• **Exercise**:
Go through the entries below and retype them exactly, omitting each picture.

── Rows

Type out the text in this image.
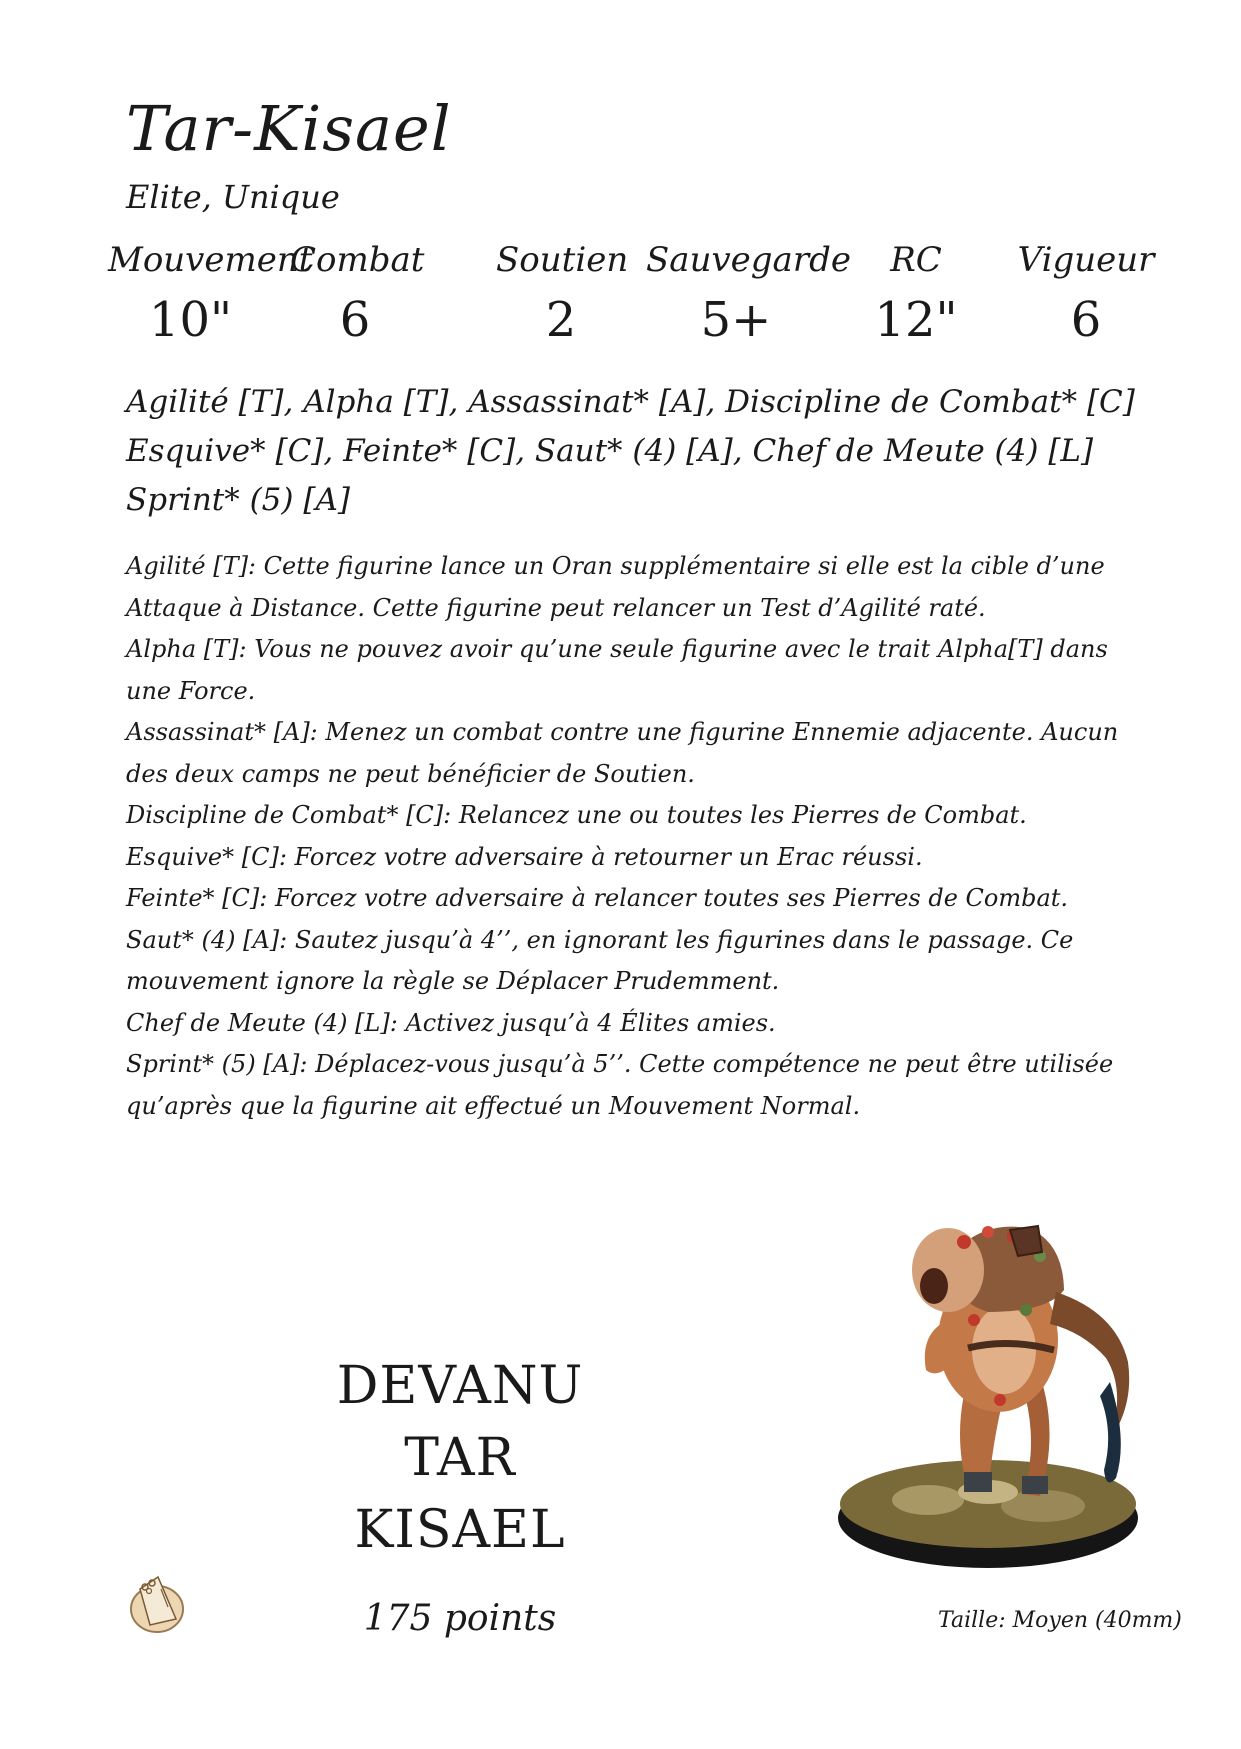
Tar-Kisael
Elite, Unique
Mouvement
10"
Combat
6
Soutien
2
Sauvegarde
5+
RC
12"
Vigueur
6
Agilité [T], Alpha [T], Assassinat* [A], Discipline de Combat* [C]
Esquive* [C], Feinte* [C], Saut* (4) [A], Chef de Meute (4) [L]
Sprint* (5) [A]

Agilité [T]: Cette figurine lance un Oran supplémentaire si elle est la cible d’une Attaque à Distance. Cette figurine peut relancer un Test d’Agilité raté.

Alpha [T]: Vous ne pouvez avoir qu’une seule figurine avec le trait Alpha[T] dans une Force.

Assassinat* [A]: Menez un combat contre une figurine Ennemie adjacente. Aucun des deux camps ne peut bénéficier de Soutien.

Discipline de Combat* [C]: Relancez une ou toutes les Pierres de Combat.

Esquive* [C]: Forcez votre adversaire à retourner un Erac réussi.

Feinte* [C]: Forcez votre adversaire à relancer toutes ses Pierres de Combat.

Saut* (4) [A]: Sautez jusqu’à 4’’, en ignorant les figurines dans le passage. Ce mouvement ignore la règle se Déplacer Prudemment.

Chef de Meute (4) [L]: Activez jusqu’à 4 Élites amies.

Sprint* (5) [A]: Déplacez-vous jusqu’à 5’’. Cette compétence ne peut être utilisée qu’après que la figurine ait effectué un Mouvement Normal.

DEVANU
TAR
KISAEL
175 points	Taille: Moyen (40mm)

────

• **Task solution**:
Type out the text in this image.
Tar-Kisael
Elite, Unique
Mouvement
10"
Combat
6
Soutien
2
Sauvegarde
5+
RC
12"
Vigueur
6
Agilité [T], Alpha [T], Assassinat* [A], Discipline de Combat* [C]
Esquive* [C], Feinte* [C], Saut* (4) [A], Chef de Meute (4) [L]
Sprint* (5) [A]

Agilité [T]: Cette figurine lance un Oran supplémentaire si elle est la cible d’une Attaque à Distance. Cette figurine peut relancer un Test d’Agilité raté.

Alpha [T]: Vous ne pouvez avoir qu’une seule figurine avec le trait Alpha[T] dans une Force.

Assassinat* [A]: Menez un combat contre une figurine Ennemie adjacente. Aucun des deux camps ne peut bénéficier de Soutien.

Discipline de Combat* [C]: Relancez une ou toutes les Pierres de Combat.

Esquive* [C]: Forcez votre adversaire à retourner un Erac réussi.

Feinte* [C]: Forcez votre adversaire à relancer toutes ses Pierres de Combat.

Saut* (4) [A]: Sautez jusqu’à 4’’, en ignorant les figurines dans le passage. Ce mouvement ignore la règle se Déplacer Prudemment.

Chef de Meute (4) [L]: Activez jusqu’à 4 Élites amies.

Sprint* (5) [A]: Déplacez-vous jusqu’à 5’’. Cette compétence ne peut être utilisée qu’après que la figurine ait effectué un Mouvement Normal.

DEVANU
TAR
KISAEL
175 points	Taille: Moyen (40mm)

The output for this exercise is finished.